▶ **Exercise materials**:
* * * * * * *
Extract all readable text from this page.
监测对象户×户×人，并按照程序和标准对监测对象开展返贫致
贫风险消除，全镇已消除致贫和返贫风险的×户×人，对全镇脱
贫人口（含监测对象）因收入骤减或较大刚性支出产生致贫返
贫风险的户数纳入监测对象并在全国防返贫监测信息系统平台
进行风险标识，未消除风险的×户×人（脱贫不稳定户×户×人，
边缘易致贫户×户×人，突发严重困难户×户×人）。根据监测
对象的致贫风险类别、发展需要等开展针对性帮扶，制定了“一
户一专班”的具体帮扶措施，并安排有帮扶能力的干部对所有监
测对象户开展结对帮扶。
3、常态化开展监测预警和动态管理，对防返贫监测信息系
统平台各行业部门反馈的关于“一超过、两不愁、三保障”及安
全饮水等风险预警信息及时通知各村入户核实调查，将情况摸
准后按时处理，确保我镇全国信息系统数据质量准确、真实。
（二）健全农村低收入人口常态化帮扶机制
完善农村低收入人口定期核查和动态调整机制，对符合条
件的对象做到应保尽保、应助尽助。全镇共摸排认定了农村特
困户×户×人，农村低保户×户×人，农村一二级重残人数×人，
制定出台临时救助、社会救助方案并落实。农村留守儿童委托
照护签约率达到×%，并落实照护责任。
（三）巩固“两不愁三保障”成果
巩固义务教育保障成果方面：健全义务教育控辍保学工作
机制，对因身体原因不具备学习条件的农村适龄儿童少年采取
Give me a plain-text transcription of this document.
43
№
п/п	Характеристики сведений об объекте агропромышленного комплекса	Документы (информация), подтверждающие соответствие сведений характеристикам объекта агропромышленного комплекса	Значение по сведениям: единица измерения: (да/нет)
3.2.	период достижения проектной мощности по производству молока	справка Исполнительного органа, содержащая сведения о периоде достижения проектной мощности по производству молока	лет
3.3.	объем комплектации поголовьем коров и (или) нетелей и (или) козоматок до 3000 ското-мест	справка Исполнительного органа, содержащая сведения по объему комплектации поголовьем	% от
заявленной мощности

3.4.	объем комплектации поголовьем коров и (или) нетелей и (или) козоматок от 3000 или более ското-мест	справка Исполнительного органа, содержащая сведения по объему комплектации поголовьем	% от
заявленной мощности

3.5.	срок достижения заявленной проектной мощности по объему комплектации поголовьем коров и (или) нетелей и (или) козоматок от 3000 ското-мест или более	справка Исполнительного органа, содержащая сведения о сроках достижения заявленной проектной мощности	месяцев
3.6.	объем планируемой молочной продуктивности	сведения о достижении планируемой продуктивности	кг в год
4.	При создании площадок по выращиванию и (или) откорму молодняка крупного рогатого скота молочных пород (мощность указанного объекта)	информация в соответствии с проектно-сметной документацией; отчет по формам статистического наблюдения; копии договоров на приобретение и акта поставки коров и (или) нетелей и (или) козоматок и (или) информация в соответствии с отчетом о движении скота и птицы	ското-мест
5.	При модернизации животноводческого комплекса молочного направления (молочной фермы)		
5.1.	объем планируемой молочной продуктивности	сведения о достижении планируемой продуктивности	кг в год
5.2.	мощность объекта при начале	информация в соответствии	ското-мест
* * * * * * *
▶ **Exercise**: Work out the number of lines above that include the string "text" and write only that number.

▶ **Answer below**: 2